# [DO THIS]
Every record must be transcribed in its entirety, apart from the images, which are to be omitted.

# [MATERIAL FOR THE TASK]

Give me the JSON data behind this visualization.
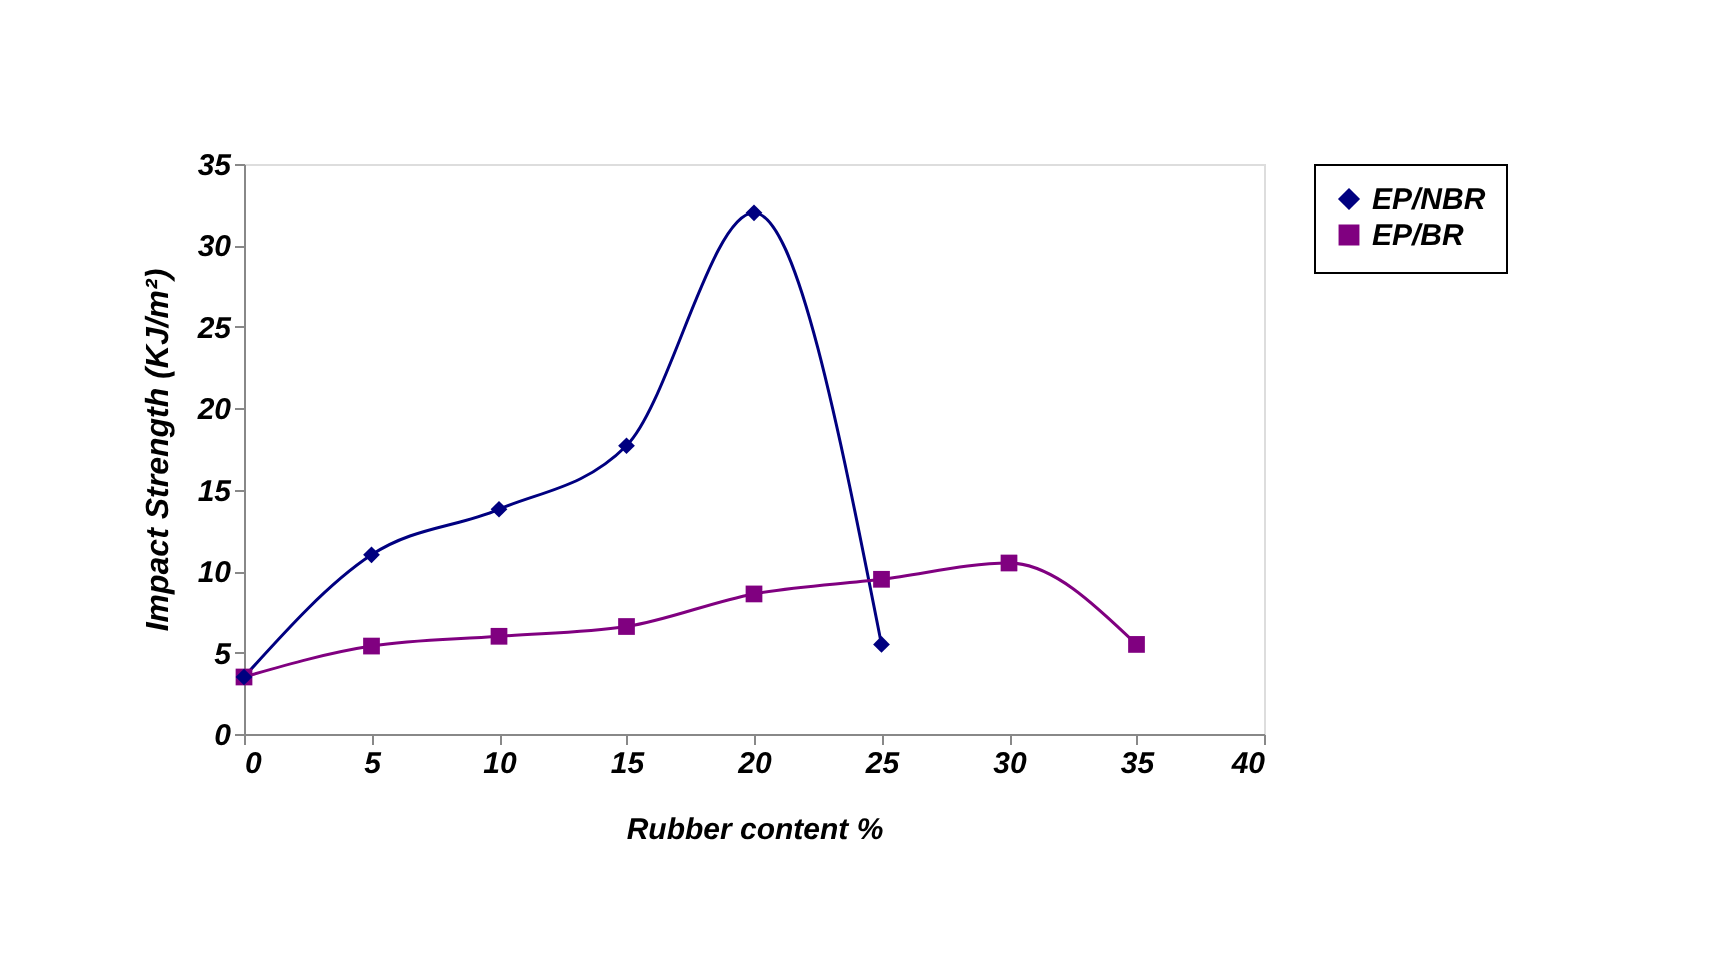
{
  "chart_data": {
    "type": "line",
    "xlabel": "Rubber content %",
    "ylabel": "Impact Strength (KJ/m²)",
    "x": [
      0,
      5,
      10,
      15,
      20,
      25,
      30,
      35
    ],
    "series": [
      {
        "name": "EP/NBR",
        "color": "#000080",
        "marker": "diamond",
        "values": [
          3.5,
          11,
          13.8,
          17.7,
          32,
          5.5,
          null,
          null
        ]
      },
      {
        "name": "EP/BR",
        "color": "#800080",
        "marker": "square",
        "values": [
          3.5,
          5.4,
          6,
          6.6,
          8.6,
          9.5,
          10.5,
          5.5
        ]
      }
    ],
    "xlim": [
      0,
      40
    ],
    "xticks": [
      0,
      5,
      10,
      15,
      20,
      25,
      30,
      35,
      40
    ],
    "ylim": [
      0,
      35
    ],
    "yticks": [
      0,
      5,
      10,
      15,
      20,
      25,
      30,
      35
    ],
    "grid": false,
    "legend": "top right",
    "line_style": "solid"
  }
}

# [THE RESULT]
Give me the JSON data behind this visualization.
{
  "chart_data": {
    "type": "line",
    "xlabel": "Rubber content %",
    "ylabel": "Impact Strength (KJ/m²)",
    "x": [
      0,
      5,
      10,
      15,
      20,
      25,
      30,
      35
    ],
    "series": [
      {
        "name": "EP/NBR",
        "color": "#000080",
        "marker": "diamond",
        "values": [
          3.5,
          11,
          13.8,
          17.7,
          32,
          5.5,
          null,
          null
        ]
      },
      {
        "name": "EP/BR",
        "color": "#800080",
        "marker": "square",
        "values": [
          3.5,
          5.4,
          6,
          6.6,
          8.6,
          9.5,
          10.5,
          5.5
        ]
      }
    ],
    "xlim": [
      0,
      40
    ],
    "xticks": [
      0,
      5,
      10,
      15,
      20,
      25,
      30,
      35,
      40
    ],
    "ylim": [
      0,
      35
    ],
    "yticks": [
      0,
      5,
      10,
      15,
      20,
      25,
      30,
      35
    ],
    "grid": false,
    "legend": "top right",
    "line_style": "solid"
  }
}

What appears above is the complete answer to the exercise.